▶ Task description
Reply with one number: the count of lines in the listing that contain the string "законодательства".

▶ Provided records
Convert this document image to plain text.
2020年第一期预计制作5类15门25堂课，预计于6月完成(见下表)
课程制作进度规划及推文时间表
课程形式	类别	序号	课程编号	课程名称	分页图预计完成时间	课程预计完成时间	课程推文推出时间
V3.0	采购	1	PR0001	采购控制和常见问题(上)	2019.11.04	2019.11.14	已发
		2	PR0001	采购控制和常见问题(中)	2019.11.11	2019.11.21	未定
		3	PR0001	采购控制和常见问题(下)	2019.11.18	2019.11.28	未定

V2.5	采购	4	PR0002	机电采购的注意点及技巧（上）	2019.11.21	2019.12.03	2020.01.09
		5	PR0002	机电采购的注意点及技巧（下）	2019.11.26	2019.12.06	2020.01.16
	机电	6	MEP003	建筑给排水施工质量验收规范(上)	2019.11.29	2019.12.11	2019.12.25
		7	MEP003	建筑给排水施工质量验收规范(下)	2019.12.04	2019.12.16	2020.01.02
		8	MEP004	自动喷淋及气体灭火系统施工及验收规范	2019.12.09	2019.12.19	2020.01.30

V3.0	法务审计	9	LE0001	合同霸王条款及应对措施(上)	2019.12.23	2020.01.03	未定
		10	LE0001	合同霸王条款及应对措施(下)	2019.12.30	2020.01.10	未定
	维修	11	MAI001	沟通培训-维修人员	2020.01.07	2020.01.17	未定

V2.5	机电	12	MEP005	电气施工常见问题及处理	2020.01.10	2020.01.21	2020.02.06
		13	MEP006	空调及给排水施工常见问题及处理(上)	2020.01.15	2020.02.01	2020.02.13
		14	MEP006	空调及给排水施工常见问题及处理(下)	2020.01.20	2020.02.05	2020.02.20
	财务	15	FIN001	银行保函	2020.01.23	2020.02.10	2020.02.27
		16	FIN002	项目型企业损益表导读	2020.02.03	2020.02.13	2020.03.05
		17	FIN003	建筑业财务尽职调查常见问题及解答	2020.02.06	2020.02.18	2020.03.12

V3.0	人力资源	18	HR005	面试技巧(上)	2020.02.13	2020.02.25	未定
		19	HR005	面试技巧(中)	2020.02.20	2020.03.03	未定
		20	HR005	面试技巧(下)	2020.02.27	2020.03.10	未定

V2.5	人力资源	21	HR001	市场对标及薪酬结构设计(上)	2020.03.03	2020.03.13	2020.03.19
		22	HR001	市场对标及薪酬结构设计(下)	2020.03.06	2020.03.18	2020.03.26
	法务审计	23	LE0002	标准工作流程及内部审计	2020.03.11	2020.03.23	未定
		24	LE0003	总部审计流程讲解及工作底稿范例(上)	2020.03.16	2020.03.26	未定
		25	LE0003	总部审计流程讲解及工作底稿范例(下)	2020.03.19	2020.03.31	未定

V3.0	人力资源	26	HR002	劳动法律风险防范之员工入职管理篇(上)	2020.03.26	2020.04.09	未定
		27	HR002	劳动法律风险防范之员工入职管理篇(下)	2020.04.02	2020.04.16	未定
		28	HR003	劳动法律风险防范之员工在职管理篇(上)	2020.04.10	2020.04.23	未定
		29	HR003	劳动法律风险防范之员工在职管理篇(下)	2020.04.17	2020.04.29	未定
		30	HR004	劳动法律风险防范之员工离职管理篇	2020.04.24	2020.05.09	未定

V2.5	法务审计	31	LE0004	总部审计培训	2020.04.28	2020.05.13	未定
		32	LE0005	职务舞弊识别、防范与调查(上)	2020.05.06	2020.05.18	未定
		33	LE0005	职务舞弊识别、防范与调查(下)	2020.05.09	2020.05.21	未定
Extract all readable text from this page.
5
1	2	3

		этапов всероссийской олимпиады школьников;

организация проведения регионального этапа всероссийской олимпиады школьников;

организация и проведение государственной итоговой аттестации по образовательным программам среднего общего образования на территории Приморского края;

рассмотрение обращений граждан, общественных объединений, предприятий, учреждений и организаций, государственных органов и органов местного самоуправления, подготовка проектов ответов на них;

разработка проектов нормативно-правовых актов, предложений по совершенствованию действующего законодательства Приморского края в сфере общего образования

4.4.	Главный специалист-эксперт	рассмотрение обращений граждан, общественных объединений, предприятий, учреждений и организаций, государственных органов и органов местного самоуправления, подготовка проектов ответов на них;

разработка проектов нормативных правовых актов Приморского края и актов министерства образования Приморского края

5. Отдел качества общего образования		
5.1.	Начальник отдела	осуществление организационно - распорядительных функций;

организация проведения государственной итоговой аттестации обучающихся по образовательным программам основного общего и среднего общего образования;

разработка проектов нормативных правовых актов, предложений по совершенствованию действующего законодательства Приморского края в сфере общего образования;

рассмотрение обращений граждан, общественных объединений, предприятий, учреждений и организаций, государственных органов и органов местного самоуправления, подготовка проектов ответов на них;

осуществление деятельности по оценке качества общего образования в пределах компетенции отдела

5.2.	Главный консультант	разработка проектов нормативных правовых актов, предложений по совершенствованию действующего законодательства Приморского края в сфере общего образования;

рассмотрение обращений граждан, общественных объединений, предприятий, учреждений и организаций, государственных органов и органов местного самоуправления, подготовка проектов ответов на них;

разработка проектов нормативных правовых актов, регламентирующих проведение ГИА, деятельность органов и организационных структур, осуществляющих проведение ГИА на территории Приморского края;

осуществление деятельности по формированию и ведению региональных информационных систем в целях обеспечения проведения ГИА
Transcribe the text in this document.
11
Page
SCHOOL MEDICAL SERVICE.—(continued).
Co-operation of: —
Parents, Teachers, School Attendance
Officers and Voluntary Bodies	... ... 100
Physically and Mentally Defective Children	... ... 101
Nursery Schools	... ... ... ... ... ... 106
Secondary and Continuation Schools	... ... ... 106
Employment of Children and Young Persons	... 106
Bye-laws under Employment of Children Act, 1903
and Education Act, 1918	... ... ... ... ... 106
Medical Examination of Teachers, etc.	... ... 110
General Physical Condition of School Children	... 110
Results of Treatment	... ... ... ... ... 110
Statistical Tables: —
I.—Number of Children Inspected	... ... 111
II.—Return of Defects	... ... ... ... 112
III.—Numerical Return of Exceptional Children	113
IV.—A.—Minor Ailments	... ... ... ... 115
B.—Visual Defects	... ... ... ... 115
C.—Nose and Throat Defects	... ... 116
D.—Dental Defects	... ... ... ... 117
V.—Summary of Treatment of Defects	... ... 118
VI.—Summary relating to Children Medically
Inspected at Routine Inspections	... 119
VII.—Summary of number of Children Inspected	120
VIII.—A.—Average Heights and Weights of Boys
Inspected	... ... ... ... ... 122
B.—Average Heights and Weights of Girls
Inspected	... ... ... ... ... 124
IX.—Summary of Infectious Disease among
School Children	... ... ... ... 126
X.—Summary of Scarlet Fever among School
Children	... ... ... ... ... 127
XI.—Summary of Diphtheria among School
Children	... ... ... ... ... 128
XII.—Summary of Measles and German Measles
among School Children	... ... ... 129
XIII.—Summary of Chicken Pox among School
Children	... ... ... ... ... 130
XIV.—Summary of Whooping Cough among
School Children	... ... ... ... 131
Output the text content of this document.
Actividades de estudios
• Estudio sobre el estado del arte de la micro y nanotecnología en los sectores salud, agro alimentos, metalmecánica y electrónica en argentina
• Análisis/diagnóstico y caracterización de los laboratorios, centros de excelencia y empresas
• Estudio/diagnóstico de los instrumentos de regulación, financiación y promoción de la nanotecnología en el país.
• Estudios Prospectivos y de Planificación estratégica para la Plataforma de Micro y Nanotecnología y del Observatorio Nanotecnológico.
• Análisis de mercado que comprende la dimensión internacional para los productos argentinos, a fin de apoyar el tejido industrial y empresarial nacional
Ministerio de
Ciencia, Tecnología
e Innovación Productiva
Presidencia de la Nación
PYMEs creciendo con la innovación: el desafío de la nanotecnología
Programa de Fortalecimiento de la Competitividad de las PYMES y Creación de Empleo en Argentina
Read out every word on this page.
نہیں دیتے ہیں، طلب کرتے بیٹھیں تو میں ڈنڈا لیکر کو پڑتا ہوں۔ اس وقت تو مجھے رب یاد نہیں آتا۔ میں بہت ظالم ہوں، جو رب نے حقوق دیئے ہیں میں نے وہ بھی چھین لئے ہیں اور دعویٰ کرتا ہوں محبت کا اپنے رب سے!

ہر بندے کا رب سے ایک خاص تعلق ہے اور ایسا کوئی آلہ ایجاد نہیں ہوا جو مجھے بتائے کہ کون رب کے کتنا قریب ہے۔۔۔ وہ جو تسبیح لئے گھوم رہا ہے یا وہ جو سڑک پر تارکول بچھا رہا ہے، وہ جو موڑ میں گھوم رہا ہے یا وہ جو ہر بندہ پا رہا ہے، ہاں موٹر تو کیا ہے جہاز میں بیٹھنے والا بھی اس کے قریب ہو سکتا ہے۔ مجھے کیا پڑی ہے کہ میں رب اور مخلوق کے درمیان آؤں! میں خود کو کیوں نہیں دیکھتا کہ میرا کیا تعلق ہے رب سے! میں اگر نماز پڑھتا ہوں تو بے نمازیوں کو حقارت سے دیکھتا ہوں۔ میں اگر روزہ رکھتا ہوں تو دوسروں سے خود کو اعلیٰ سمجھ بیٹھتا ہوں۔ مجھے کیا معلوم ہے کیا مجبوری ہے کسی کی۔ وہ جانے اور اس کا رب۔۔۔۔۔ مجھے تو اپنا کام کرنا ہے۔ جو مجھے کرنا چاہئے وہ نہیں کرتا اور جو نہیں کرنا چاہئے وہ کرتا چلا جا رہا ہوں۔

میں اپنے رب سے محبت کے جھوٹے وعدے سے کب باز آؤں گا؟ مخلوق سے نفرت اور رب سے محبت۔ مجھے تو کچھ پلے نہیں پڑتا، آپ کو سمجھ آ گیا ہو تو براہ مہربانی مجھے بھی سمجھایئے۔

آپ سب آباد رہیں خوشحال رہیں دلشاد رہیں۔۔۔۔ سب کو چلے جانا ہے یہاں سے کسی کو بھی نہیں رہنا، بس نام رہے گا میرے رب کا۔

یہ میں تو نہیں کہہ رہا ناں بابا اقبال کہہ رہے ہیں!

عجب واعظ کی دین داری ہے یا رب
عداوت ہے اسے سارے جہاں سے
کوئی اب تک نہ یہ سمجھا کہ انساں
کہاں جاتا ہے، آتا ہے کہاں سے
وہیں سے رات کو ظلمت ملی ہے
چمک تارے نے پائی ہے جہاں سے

▶ Exercise solution
3